> [EXCERPTED PASSAGE]:
The All-American Girls Baseball League entertained a war-weary public with its calculated combination of feminine charm and masculine athletic ability.
Photo: Dorthy”Mickey” Maguire shows her strength and skill at bat for the Muskegon Lassies.
In 1943 Chicago Cubs owner Philip K. Wrigley launched a bold new baseball enterprise. Fearful that major league baseball might collapse under wartime manpower shortages, he proposed a professional women’s baseball league.
The All American Girls Baseball League (AAGBL), as it came to be called, served a dual purpose for Wrigley. He promoted the league as a form of entertainment for a war-weary public in need of wholesome, outdoor recreation. At the same time, he used women’s baseball as a temporary replacement for the men’s game, keeping stadiums occupied and fan interest alive.
The AAGBL celebrated women’s strength and energy, but it also kindled anxieties about traditional gender arrangements in American society. Since the early twentieth century, critics of women sports enthusiasts had cast them in the negative image of “mannish athletes,” an image that questioned their femininity and raised the specter of lesbianism. Sport was considered a male activity, the domain of traditional masculine virtues of aggressiveness, competition, physical prowess, and virility. Women athletes were seen as intruders into this male realm.
AAGBL used the gender issue in sports to its advantage as an ingenious way to market its of baseball to the public. By demanding that its players combine “masculine” athletic skill with very feminine appearance, the AAGBL maintained a clear distinction between male and female roles while providing the fans with skillfully played and exciting baseball. The league thus avoided the mannish image that plagued women’s sports.
League managers could assure audiences, amazed at seeing a woman play a “man’s game,” that the players were feminine and “normal” in every other respect. Although the AAGBL did not fundamentally challenge existing concepts of massculinity and femininity, it gave a group of gifted women athletes a unique opportunity to complete with the best players in the nation in a game they loved.
The league opened in four midwestern cities: Kenosha and Racine, Wisconsin; South Bend, Indiana; and Rockford, Illinois. After a slow start attendance climbed steadily, and Wrigley’s experiment gained a foothold in the professional sport world. The AAGBL later expanded to de teams in Kalamazoo, Grand Rapids, and Muskegon, Michigan; Fort Wayne, Indiana; and Peoria, Illinois, with short-lived attempts in Chicago, Milwaukee, and Minneapolis; Battle Creek, Michigan; and Springfield, Illinois. It became much more than a wartime surrogate—spanning the years 1943 to 1954—and at its peak operated in ten cities and drew nearly a million fans.

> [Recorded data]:
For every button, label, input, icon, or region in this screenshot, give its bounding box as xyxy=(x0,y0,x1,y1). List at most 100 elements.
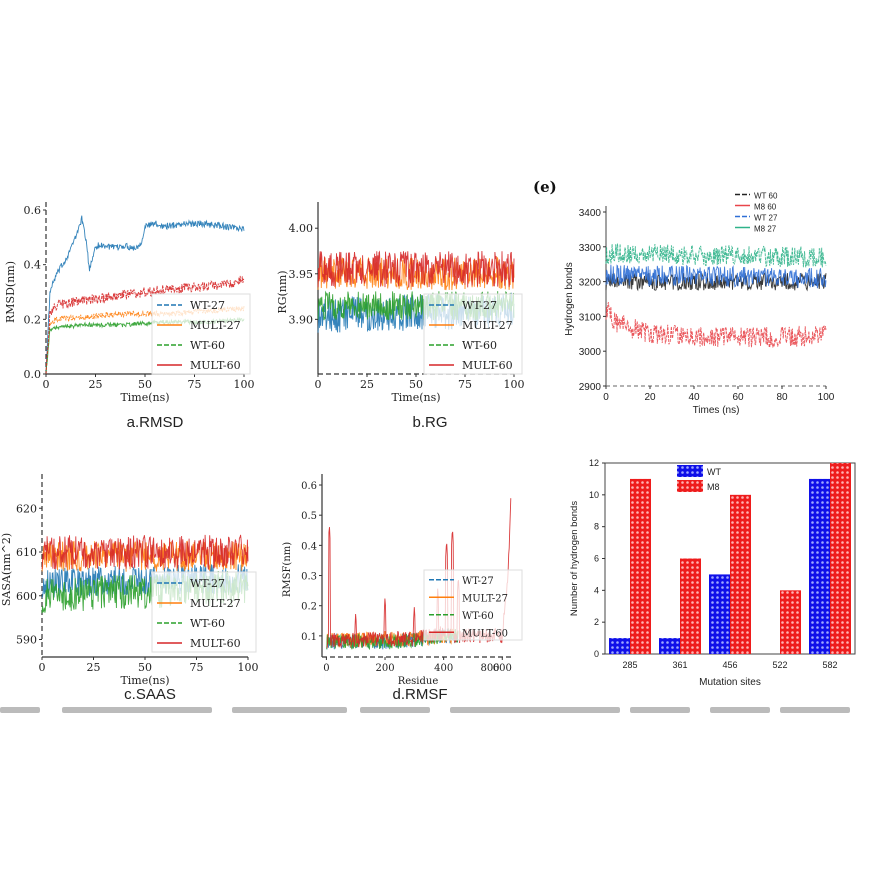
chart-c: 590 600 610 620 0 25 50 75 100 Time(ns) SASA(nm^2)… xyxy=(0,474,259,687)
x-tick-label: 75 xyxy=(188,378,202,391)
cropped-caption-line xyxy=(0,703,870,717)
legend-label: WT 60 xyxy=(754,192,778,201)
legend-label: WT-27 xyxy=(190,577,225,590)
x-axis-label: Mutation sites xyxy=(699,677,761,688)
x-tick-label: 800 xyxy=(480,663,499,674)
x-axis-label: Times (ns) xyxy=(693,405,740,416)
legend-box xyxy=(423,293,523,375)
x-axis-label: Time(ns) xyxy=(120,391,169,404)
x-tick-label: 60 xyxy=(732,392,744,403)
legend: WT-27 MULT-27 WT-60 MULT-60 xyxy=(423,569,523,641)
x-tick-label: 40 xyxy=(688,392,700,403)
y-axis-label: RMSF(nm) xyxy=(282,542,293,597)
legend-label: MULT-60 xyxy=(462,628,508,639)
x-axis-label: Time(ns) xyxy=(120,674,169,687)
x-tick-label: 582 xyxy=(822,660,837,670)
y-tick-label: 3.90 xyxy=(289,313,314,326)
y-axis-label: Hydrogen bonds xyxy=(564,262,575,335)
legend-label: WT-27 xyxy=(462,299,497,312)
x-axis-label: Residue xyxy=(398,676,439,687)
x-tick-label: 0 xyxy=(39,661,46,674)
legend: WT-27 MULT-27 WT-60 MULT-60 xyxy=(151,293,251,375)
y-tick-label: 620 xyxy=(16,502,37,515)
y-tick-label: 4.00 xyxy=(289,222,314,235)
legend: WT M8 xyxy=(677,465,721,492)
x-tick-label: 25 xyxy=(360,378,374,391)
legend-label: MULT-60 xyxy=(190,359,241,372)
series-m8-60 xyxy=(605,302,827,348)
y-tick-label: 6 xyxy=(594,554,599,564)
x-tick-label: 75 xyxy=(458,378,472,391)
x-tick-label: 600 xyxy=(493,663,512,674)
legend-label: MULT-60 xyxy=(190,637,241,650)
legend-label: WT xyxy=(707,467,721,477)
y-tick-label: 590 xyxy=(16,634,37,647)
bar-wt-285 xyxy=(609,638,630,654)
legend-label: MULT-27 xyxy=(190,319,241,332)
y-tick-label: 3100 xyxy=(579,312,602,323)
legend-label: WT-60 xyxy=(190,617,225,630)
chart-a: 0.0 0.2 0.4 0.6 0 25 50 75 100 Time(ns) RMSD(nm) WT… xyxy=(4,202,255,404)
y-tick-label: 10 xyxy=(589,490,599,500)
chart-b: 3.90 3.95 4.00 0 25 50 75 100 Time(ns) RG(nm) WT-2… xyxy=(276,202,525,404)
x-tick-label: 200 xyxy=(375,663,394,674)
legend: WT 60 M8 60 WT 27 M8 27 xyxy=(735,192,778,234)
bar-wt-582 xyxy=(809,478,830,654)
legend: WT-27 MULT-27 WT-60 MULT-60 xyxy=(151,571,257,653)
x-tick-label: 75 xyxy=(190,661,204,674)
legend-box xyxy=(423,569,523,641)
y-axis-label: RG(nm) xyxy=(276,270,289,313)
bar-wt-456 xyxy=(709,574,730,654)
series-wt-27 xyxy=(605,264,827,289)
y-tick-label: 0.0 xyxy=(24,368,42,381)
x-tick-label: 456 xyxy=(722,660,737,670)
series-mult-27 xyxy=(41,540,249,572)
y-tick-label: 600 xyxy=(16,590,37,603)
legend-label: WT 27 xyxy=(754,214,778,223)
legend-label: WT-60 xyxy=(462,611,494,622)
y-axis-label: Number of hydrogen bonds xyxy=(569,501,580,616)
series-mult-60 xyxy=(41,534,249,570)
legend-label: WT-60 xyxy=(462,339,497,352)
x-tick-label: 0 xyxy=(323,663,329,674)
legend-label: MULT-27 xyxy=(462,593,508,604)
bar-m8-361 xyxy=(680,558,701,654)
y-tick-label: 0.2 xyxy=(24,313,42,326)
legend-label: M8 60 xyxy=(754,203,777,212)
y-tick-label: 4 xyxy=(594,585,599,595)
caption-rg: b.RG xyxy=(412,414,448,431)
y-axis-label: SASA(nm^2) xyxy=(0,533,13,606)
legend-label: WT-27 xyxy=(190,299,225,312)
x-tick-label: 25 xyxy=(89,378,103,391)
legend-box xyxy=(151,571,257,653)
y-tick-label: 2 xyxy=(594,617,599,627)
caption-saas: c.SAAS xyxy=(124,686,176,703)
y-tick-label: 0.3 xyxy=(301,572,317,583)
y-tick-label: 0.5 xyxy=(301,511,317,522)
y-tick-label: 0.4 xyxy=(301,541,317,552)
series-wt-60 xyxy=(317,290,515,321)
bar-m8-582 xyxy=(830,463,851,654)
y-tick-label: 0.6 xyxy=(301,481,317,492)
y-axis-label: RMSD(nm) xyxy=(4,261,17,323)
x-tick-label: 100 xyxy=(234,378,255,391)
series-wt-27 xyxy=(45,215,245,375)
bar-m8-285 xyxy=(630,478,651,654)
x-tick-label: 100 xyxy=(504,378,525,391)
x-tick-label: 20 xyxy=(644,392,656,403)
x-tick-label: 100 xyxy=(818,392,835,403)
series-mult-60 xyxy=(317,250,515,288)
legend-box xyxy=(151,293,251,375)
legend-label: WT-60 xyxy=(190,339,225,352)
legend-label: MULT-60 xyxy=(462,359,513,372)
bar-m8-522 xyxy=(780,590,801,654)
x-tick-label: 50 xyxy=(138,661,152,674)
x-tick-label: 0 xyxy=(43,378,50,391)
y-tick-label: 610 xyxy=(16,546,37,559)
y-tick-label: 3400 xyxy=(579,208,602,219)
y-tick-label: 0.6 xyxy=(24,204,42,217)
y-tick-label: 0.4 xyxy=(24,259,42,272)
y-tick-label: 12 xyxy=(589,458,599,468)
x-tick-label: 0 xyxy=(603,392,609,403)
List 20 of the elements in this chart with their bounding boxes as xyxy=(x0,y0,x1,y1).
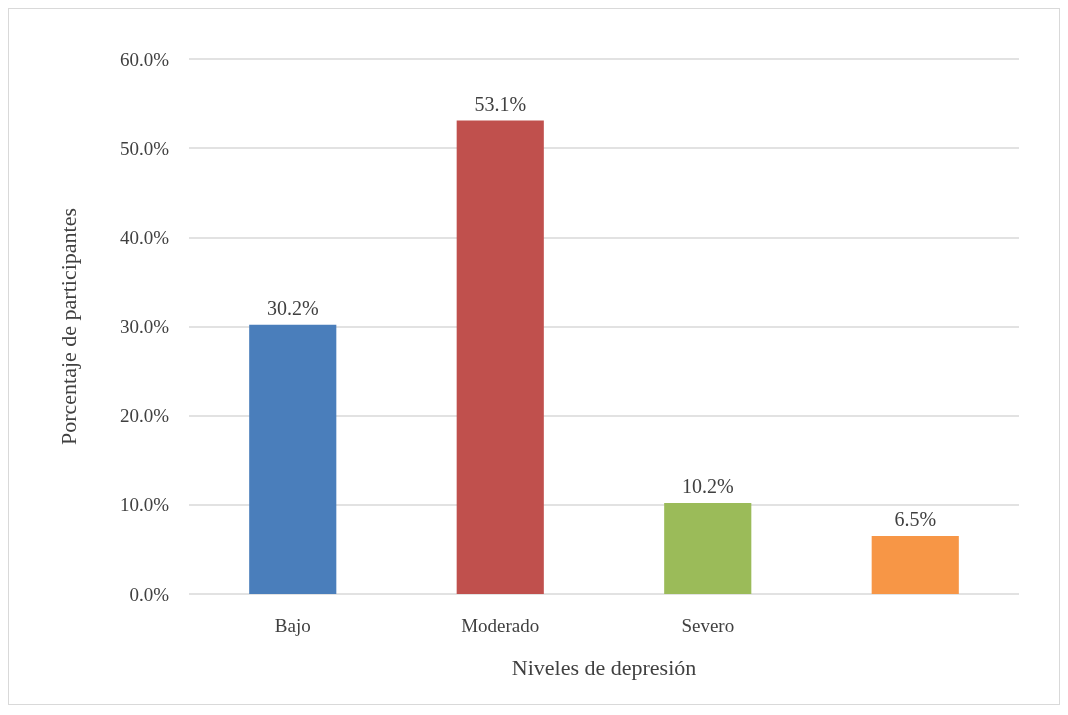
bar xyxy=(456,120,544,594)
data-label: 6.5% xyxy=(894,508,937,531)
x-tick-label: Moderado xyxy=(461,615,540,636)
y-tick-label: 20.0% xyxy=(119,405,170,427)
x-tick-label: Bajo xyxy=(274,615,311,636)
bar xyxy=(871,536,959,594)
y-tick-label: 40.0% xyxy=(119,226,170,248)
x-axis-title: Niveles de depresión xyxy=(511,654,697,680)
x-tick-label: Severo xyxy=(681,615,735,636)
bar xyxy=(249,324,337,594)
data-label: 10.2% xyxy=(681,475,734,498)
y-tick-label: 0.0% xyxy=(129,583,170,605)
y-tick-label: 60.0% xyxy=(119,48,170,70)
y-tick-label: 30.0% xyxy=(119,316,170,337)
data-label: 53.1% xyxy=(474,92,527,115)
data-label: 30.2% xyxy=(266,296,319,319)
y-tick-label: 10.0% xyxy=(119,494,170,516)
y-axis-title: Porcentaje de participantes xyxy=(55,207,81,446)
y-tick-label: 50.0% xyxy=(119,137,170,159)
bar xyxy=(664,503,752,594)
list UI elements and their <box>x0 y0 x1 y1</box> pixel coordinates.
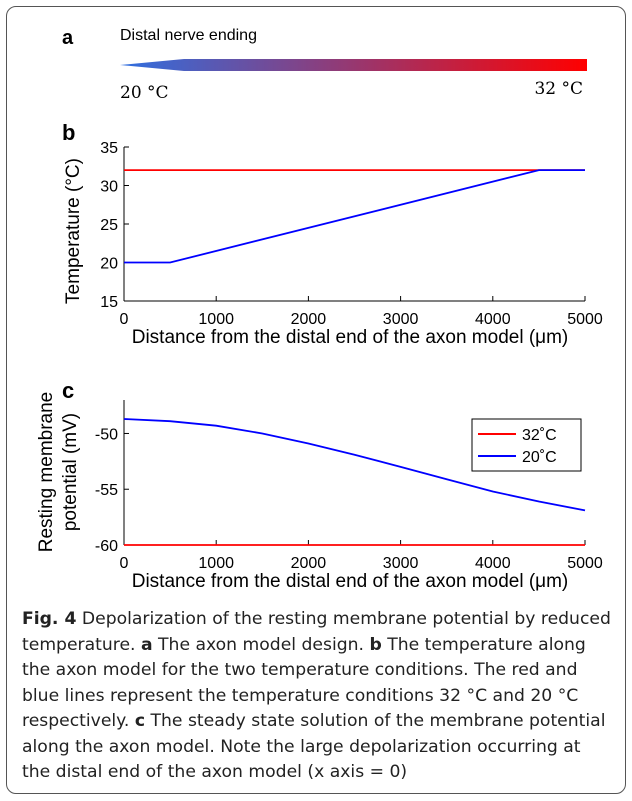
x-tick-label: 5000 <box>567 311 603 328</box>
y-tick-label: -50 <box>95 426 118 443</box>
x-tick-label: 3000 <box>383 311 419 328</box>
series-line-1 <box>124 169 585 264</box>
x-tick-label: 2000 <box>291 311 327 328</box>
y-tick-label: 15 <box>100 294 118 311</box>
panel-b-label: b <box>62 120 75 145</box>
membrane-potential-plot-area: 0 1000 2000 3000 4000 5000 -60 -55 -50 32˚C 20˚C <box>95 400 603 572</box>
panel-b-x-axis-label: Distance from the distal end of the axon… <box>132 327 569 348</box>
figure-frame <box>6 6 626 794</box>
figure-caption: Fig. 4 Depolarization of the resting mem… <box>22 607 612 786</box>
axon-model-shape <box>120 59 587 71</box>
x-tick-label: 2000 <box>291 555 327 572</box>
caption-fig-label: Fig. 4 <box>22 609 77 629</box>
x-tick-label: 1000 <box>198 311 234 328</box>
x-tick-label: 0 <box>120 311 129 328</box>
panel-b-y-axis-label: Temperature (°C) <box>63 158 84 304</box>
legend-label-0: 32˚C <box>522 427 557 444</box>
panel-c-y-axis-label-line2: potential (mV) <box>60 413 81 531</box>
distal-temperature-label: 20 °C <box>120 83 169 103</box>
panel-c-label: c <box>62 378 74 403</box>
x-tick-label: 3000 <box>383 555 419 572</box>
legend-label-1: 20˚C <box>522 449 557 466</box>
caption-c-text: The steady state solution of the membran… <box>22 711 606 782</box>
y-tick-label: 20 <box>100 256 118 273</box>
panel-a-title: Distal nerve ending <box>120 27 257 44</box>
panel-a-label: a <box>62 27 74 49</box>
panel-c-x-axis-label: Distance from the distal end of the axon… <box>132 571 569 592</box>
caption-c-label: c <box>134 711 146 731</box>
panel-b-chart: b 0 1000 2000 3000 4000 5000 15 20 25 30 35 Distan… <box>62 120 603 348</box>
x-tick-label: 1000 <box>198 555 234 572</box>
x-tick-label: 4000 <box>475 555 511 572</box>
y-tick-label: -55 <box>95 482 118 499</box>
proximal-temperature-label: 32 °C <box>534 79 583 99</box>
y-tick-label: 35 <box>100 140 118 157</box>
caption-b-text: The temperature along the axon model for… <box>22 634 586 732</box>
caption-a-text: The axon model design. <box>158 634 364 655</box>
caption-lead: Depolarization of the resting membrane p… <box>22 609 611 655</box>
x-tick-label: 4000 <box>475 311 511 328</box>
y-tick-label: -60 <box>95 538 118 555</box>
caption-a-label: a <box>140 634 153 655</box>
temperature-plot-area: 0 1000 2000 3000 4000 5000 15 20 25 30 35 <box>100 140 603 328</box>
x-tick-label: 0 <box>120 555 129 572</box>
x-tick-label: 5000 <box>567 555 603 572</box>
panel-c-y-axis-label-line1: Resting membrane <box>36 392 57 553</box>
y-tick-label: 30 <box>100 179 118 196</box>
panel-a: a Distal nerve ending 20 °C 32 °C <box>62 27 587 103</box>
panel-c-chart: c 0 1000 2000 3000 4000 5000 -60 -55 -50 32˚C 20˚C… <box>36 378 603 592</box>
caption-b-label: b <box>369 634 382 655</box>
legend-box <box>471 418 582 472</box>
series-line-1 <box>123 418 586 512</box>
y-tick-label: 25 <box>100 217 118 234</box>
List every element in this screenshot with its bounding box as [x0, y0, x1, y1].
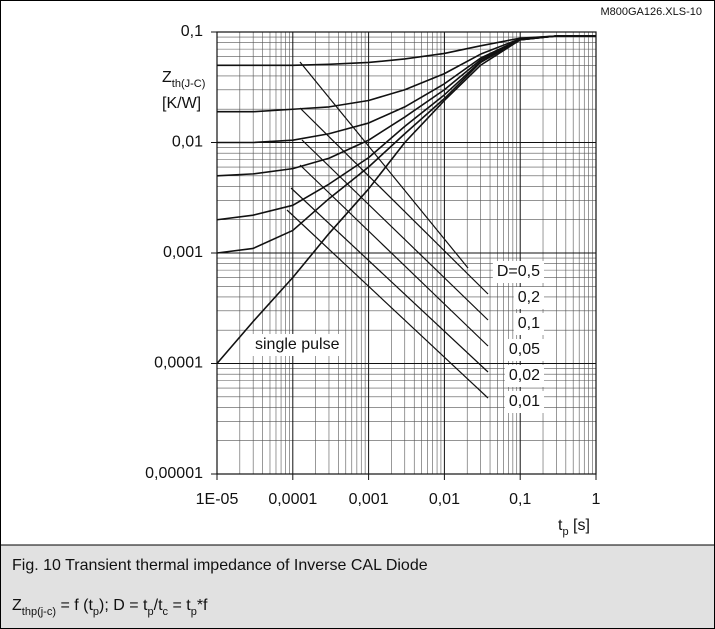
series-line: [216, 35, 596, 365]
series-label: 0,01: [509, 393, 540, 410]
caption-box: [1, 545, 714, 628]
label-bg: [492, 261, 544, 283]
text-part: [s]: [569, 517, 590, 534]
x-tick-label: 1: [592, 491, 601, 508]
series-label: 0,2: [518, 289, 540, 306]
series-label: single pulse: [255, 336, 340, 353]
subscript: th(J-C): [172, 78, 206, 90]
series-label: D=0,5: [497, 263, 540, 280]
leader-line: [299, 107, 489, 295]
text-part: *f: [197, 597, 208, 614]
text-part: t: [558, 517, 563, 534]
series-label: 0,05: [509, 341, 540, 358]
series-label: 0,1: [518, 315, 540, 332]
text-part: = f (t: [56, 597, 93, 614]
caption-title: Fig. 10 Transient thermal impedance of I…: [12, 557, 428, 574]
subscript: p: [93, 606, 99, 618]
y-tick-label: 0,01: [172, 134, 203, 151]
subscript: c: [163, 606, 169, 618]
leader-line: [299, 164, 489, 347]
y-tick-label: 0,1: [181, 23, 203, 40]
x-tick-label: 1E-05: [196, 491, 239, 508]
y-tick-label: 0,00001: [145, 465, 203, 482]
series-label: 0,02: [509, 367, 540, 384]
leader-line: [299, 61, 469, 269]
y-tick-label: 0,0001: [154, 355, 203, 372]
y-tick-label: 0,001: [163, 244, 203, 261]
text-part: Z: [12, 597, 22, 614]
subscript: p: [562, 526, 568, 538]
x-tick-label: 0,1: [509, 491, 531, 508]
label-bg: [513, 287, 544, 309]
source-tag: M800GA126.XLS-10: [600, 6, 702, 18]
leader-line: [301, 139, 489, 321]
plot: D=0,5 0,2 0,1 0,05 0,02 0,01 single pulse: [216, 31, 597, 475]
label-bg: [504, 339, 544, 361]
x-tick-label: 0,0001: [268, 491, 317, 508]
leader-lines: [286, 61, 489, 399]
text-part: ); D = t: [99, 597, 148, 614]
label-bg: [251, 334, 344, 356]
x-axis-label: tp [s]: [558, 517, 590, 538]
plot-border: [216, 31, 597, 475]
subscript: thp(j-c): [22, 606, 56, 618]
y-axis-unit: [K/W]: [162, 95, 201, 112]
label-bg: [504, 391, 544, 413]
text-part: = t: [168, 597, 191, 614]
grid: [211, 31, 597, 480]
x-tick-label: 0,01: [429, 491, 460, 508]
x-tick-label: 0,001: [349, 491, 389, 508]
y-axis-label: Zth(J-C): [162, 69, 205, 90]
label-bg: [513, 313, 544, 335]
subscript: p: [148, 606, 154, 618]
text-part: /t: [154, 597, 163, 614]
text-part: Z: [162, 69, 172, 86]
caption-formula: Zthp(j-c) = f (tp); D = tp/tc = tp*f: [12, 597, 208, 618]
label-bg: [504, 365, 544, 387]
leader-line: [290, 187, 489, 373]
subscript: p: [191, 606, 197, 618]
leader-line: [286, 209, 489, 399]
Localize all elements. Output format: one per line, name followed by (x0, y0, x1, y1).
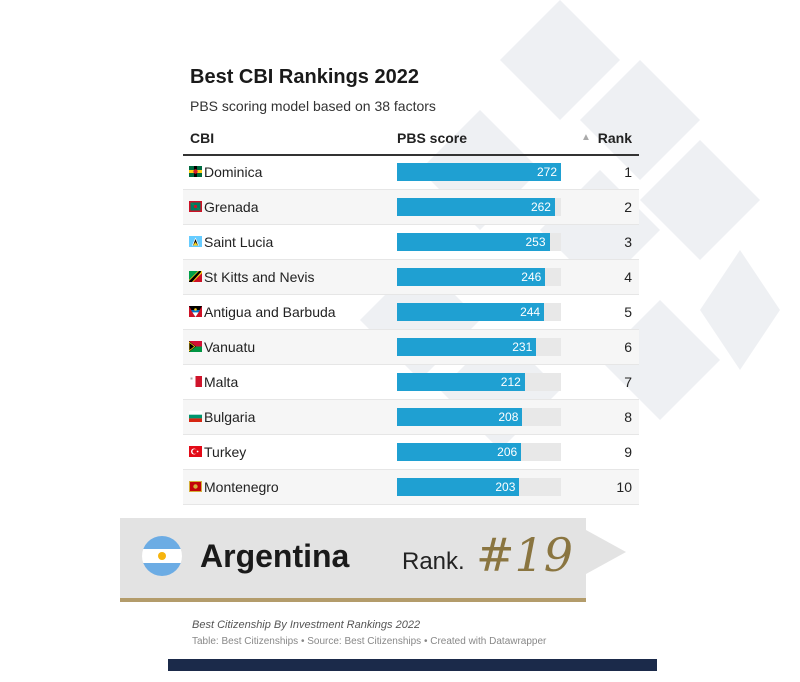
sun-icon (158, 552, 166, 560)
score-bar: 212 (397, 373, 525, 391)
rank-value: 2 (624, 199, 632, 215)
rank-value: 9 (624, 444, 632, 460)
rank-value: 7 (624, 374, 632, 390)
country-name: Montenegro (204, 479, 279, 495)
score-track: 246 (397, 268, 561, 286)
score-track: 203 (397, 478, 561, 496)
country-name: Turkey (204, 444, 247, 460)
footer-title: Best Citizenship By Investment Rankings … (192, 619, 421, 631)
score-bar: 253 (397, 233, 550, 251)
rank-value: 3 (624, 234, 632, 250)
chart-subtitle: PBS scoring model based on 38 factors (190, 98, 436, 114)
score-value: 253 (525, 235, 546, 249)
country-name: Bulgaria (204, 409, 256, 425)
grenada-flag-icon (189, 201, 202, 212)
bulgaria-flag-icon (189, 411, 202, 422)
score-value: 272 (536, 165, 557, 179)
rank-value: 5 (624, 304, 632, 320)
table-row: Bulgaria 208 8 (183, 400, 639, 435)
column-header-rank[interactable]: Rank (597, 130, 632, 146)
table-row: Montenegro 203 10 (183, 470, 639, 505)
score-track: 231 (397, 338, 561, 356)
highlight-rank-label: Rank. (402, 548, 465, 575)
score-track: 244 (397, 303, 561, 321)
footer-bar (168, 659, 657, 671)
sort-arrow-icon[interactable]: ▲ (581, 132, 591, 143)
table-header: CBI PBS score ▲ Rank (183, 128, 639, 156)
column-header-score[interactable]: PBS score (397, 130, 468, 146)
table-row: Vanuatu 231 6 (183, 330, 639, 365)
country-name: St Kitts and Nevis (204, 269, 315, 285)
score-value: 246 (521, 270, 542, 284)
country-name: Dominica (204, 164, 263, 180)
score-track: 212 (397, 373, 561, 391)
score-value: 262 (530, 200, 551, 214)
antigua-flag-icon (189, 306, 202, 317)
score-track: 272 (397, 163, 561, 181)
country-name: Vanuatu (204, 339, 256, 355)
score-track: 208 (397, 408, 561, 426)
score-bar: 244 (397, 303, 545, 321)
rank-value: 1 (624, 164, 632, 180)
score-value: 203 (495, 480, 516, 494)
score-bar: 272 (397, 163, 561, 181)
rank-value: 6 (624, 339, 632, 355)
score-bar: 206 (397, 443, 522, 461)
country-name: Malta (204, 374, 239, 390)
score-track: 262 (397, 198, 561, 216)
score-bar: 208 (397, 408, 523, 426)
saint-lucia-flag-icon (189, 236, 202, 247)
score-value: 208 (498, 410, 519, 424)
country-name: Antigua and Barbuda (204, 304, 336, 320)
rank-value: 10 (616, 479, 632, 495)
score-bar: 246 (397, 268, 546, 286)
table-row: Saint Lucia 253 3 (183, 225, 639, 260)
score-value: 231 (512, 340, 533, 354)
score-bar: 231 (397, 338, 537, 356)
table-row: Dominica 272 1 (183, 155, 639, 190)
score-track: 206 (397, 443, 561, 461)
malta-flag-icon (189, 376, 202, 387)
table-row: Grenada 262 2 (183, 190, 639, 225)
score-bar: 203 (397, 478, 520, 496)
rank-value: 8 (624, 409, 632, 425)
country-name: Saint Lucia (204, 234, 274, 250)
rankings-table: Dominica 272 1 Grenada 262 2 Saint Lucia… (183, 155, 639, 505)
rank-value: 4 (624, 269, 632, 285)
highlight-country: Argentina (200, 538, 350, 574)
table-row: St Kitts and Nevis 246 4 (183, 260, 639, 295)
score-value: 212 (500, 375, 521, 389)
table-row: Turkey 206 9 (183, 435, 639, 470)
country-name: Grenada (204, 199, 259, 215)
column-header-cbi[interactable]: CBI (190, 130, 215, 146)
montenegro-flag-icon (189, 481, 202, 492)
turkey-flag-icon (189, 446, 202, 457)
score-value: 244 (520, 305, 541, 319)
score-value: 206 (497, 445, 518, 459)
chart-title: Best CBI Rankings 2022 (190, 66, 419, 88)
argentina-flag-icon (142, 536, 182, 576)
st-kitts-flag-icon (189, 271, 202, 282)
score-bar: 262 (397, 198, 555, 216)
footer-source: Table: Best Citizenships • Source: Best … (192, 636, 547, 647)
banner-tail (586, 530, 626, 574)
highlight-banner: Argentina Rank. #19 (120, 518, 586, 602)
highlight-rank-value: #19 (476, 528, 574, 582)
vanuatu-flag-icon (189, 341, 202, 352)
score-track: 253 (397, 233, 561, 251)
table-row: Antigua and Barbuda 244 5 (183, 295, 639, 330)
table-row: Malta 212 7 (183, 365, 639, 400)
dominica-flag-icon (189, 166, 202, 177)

> [EXERCISE]: Can you reproduce the passage on the women's baseball league word for word, starting with "In 1943 Chicago" and going on through "fan interest alive."?

> [RESULT]:
In 1943 Chicago Cubs owner Philip K. Wrigley launched a bold new baseball enterprise. Fearful that major league baseball might collapse under wartime manpower shortages, he proposed a professional women’s baseball league.
The All American Girls Baseball League (AAGBL), as it came to be called, served a dual purpose for Wrigley. He promoted the league as a form of entertainment for a war-weary public in need of wholesome, outdoor recreation. At the same time, he used women’s baseball as a temporary replacement for the men’s game, keeping stadiums occupied and fan interest alive.